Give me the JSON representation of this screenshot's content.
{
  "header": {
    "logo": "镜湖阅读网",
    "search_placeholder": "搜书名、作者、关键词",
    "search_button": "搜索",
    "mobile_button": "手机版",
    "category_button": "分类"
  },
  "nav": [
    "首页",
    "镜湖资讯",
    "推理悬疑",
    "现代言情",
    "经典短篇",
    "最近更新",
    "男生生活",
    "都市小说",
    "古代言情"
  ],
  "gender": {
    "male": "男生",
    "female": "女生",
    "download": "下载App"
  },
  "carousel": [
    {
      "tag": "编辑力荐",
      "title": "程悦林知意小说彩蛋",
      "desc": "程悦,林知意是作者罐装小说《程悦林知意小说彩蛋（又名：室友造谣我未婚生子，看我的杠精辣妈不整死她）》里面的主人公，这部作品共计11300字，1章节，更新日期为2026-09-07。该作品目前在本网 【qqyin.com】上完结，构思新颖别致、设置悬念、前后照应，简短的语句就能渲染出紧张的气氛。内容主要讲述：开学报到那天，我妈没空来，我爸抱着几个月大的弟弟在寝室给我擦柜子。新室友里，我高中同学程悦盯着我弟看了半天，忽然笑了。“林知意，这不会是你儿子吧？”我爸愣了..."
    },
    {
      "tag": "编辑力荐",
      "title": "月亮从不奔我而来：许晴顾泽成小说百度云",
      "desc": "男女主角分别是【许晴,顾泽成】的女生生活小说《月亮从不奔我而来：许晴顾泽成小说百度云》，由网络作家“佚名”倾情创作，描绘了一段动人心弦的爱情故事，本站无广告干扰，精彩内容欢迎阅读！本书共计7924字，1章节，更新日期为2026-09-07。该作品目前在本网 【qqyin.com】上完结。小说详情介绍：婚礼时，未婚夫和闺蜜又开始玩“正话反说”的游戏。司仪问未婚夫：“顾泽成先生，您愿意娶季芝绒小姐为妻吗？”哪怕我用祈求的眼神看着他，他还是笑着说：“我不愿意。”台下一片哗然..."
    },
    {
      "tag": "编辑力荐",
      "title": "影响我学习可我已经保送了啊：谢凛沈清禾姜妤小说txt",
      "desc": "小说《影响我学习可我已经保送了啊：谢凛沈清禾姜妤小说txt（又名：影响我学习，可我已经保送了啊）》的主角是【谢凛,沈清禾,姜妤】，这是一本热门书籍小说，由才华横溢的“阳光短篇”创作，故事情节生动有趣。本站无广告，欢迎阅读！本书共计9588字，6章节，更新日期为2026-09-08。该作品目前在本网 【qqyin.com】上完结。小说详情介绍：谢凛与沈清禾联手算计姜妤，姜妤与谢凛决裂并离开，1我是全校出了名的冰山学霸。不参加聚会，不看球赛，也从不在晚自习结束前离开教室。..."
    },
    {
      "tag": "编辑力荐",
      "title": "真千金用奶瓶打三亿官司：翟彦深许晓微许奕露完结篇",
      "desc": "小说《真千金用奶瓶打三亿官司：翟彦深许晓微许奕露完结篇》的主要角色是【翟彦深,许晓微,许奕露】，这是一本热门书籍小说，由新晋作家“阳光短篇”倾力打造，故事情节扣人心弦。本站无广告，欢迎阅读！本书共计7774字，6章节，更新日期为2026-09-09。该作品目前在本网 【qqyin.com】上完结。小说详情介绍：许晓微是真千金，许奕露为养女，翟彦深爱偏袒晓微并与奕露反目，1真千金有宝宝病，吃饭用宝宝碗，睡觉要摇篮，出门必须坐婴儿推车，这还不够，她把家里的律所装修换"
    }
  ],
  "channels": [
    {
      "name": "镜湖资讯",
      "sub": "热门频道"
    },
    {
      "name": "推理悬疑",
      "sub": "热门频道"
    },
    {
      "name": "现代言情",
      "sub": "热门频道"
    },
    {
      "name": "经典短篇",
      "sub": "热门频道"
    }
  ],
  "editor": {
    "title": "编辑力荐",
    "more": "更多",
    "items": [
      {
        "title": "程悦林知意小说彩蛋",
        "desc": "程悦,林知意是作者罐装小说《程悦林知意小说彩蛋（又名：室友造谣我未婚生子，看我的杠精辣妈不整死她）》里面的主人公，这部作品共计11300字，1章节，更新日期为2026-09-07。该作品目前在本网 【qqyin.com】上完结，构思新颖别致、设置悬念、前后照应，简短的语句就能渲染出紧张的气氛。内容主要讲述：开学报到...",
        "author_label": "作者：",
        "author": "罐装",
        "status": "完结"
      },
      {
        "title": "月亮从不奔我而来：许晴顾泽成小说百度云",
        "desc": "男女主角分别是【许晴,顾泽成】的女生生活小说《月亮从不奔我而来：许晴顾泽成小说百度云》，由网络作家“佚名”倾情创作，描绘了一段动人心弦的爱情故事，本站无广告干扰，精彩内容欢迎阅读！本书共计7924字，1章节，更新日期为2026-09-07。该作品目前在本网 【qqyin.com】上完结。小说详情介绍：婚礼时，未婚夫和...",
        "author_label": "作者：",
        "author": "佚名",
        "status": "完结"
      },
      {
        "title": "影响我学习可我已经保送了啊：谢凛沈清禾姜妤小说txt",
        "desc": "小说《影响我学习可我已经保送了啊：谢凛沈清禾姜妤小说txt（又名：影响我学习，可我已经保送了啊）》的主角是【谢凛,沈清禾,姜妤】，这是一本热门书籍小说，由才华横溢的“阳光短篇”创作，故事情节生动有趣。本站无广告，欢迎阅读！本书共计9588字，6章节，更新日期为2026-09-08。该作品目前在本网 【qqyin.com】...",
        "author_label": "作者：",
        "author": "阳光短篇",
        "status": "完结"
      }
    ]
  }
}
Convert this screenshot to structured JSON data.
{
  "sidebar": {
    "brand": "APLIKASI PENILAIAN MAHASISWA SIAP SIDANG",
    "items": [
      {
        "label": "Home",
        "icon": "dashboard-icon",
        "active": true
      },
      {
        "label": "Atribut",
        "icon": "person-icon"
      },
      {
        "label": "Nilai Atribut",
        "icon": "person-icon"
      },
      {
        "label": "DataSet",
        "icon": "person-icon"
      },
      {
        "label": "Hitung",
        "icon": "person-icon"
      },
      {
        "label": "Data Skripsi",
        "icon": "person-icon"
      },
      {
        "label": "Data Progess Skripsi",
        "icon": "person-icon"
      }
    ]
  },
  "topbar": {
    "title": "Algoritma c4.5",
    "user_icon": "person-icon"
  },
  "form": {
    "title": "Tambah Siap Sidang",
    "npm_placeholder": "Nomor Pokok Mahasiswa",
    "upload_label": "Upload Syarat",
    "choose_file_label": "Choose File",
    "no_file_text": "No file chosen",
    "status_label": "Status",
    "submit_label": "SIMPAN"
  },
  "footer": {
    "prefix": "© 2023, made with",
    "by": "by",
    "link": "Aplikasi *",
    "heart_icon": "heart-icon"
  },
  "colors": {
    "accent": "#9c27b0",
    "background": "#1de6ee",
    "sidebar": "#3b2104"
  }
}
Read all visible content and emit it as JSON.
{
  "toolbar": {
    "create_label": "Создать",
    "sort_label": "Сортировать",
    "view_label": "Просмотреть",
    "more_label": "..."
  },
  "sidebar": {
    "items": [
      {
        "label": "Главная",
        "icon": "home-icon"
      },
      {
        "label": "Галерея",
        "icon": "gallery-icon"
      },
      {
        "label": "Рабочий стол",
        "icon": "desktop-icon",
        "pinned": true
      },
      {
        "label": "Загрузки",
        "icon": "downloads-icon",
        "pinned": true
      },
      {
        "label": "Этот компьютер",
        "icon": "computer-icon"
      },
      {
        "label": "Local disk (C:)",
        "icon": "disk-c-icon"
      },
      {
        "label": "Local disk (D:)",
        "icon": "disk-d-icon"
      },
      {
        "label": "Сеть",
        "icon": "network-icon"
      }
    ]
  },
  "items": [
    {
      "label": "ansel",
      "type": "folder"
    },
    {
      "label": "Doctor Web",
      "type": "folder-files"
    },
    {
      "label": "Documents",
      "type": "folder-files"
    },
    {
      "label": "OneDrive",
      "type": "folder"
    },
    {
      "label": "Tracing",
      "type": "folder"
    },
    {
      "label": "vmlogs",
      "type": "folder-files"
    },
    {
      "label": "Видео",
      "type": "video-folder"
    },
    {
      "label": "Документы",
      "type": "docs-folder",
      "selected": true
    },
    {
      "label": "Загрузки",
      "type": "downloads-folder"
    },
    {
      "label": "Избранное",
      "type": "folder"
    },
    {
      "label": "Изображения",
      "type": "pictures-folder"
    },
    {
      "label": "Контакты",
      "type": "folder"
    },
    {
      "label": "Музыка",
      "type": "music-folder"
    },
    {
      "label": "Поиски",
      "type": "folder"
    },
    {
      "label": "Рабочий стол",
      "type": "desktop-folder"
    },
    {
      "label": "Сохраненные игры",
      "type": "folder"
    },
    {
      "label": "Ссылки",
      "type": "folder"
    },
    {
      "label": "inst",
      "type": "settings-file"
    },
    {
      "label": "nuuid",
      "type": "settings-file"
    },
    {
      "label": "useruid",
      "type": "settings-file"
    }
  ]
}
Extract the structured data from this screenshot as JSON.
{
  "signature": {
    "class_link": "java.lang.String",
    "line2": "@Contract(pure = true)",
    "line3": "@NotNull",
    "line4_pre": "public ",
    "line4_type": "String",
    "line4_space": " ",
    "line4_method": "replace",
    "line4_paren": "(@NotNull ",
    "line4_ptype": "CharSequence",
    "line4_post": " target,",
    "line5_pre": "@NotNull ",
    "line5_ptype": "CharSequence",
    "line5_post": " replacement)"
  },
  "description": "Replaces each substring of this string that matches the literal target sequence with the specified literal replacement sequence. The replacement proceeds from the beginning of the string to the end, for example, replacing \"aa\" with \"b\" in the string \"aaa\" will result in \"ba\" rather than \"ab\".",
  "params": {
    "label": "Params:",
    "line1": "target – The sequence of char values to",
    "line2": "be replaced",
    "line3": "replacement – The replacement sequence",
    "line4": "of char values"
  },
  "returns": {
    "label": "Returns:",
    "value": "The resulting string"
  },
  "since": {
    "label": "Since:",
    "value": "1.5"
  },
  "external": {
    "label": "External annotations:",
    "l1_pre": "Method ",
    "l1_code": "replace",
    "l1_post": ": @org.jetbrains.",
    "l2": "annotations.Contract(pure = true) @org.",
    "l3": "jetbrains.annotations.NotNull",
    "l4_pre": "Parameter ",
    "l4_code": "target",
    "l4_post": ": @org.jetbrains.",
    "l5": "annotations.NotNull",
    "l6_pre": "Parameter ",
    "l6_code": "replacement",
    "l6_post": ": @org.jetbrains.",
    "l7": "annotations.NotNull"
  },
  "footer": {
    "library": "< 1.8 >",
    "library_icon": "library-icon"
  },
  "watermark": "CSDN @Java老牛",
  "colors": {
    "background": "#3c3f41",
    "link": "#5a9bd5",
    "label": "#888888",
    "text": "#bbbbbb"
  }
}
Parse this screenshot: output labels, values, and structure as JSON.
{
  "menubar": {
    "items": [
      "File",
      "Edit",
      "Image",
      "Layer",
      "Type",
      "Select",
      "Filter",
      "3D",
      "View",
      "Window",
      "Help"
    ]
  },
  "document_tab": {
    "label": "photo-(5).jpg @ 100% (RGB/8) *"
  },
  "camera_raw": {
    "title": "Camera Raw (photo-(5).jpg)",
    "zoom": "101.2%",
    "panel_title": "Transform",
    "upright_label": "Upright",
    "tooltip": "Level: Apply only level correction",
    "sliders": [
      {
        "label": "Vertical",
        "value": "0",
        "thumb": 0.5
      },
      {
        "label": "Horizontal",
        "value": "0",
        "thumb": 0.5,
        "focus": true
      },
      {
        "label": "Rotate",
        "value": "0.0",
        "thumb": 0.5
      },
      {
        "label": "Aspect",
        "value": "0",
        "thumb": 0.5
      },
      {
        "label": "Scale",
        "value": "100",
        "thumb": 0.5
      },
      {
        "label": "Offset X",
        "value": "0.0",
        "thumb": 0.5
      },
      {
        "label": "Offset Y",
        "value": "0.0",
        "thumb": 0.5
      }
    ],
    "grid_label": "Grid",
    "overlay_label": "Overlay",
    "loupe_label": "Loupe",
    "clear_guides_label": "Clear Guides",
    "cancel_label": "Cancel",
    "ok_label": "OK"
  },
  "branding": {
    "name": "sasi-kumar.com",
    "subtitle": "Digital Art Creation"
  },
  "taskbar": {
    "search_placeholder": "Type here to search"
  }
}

========================================

## SHORT PROBLEM:
Collect each line of the entries that has the word "annotations", copying it in full.

## ANSWER TO THE PROBLEM:
    "label": "External annotations:",
    "l2": "annotations.Contract(pure = true) @org.",
    "l3": "jetbrains.annotations.NotNull",
    "l5": "annotations.NotNull",
    "l7": "annotations.NotNull"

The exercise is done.